* BEGIN Material for the task *

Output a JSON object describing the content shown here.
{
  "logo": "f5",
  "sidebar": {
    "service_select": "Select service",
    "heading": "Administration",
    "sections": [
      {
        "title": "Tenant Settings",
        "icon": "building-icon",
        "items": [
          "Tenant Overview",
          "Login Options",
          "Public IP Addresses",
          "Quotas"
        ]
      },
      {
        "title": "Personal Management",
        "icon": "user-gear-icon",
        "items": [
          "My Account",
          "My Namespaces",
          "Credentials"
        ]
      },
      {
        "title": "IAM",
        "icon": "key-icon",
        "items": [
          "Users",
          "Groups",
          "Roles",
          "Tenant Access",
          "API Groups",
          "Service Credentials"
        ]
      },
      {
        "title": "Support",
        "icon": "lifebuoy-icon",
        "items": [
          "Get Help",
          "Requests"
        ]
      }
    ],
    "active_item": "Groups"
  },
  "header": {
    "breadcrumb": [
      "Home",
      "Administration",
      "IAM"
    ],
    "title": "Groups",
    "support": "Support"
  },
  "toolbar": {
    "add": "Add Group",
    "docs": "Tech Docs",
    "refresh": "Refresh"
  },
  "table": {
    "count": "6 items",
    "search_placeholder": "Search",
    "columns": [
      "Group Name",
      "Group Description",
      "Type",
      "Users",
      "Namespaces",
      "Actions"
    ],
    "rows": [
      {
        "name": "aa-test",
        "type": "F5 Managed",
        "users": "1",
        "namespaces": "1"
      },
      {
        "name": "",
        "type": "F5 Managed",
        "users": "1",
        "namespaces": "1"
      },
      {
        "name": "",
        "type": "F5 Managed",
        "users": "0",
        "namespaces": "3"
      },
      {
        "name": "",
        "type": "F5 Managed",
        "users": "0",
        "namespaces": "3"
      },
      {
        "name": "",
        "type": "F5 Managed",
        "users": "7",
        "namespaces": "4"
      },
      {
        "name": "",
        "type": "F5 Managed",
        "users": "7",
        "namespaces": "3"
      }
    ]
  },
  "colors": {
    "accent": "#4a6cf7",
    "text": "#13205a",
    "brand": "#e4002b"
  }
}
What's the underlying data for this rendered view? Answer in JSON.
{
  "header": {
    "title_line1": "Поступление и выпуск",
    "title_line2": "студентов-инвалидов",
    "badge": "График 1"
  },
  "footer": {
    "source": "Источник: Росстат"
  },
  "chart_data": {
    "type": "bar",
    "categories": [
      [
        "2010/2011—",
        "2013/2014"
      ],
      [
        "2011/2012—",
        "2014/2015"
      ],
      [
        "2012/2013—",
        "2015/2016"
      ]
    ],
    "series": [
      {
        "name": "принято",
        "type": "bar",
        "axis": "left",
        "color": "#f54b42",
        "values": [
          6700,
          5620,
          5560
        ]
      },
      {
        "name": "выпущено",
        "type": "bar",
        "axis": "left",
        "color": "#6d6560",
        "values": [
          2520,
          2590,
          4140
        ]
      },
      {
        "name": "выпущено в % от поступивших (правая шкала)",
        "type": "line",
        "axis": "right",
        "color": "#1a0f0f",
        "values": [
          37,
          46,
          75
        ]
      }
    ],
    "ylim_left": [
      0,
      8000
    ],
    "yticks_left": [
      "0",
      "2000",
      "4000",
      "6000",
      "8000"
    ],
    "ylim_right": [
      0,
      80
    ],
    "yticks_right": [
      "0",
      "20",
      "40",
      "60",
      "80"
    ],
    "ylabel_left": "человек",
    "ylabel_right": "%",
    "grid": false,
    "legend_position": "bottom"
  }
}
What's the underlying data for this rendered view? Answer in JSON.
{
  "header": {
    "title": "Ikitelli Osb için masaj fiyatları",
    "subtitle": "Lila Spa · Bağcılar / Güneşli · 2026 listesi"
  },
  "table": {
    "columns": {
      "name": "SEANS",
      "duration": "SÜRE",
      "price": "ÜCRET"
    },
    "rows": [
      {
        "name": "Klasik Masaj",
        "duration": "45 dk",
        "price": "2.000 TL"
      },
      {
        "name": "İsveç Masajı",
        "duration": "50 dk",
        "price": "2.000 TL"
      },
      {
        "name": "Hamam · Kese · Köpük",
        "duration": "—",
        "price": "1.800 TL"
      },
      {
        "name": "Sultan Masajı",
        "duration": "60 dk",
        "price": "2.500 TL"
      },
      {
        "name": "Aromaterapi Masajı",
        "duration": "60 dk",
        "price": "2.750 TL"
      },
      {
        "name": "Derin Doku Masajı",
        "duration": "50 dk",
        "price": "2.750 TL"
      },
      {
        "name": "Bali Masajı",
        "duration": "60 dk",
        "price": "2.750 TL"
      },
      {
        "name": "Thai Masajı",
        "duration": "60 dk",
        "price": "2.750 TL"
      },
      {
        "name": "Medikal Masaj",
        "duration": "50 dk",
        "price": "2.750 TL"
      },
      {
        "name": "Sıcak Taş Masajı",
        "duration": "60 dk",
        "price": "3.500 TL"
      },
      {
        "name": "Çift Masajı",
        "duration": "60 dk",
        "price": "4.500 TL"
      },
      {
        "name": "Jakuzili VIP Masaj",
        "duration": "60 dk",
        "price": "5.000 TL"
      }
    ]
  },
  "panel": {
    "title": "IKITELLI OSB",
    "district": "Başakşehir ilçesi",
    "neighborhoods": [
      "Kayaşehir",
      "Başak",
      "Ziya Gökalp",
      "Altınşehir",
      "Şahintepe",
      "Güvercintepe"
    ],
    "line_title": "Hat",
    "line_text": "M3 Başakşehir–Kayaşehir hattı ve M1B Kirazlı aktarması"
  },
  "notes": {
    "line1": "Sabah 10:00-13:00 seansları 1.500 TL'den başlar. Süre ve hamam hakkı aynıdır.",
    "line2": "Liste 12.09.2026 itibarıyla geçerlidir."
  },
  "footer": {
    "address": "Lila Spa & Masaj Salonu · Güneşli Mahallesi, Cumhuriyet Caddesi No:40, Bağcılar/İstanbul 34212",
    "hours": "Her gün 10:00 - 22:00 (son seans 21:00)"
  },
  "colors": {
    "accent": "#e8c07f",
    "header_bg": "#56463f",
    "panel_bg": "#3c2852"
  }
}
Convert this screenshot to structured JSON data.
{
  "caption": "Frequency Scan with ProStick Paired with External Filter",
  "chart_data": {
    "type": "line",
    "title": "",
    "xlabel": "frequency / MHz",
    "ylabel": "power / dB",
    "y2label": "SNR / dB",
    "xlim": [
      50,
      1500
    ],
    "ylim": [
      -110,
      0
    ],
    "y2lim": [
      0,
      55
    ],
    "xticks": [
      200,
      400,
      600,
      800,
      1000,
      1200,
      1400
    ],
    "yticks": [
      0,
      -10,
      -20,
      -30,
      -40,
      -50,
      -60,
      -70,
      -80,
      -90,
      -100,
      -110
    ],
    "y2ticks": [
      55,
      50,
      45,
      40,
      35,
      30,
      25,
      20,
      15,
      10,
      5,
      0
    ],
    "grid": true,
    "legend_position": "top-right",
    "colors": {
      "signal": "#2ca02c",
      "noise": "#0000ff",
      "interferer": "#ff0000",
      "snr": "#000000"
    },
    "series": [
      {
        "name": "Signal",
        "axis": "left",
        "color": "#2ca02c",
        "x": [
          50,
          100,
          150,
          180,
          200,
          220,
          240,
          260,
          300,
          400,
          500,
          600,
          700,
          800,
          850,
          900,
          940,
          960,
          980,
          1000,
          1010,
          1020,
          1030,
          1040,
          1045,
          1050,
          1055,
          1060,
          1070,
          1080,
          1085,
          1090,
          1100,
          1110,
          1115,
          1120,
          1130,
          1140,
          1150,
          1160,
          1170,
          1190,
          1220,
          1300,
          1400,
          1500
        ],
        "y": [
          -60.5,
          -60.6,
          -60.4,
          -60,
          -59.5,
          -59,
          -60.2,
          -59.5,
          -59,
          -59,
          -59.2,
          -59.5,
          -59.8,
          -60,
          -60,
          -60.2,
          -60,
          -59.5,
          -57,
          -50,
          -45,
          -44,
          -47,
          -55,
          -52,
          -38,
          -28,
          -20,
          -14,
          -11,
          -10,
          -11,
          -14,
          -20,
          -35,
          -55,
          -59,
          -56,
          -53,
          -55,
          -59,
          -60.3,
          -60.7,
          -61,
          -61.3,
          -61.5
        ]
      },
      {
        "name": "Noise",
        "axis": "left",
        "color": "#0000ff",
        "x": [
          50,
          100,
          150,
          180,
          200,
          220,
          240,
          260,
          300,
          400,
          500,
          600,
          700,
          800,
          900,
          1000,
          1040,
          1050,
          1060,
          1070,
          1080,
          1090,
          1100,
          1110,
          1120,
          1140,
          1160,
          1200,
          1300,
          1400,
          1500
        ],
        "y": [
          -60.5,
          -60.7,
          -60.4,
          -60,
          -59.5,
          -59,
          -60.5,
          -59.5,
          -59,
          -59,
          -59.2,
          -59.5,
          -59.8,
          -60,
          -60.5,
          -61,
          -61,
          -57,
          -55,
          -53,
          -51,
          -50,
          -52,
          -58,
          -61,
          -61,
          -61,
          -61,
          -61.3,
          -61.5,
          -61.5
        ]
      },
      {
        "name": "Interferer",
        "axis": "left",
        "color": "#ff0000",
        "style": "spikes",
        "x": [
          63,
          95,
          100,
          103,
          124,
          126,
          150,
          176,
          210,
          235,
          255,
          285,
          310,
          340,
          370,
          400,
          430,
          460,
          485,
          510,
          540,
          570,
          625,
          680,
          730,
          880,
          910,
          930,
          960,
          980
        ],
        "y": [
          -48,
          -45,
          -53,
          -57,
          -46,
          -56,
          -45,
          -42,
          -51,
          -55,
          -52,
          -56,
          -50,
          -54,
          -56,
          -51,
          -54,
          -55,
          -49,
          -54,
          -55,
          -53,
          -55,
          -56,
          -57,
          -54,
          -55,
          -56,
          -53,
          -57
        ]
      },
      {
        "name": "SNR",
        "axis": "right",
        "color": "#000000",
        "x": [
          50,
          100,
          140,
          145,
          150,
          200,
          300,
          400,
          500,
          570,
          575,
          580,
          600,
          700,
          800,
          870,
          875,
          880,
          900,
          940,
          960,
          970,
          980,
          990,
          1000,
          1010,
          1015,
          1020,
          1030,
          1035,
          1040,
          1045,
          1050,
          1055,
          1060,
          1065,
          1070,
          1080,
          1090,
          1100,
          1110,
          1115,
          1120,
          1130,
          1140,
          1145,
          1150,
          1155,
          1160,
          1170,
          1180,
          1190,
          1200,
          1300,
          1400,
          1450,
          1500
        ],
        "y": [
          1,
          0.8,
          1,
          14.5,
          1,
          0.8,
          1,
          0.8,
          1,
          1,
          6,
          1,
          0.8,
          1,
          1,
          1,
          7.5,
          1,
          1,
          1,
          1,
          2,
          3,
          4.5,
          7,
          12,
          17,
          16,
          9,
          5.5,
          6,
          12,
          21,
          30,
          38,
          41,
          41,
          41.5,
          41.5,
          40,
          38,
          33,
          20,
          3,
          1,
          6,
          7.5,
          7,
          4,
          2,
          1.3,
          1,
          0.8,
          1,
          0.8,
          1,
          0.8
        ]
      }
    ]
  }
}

* END Material for the task *

■ The task ■
Select every line in the records above that contains the word "Bağcılar".

■ Result of this task ■
    "subtitle": "Lila Spa · Bağcılar / Güneşli · 2026 listesi"
    "address": "Lila Spa & Masaj Salonu · Güneşli Mahallesi, Cumhuriyet Caddesi No:40, Bağcılar/İstanbul 34212",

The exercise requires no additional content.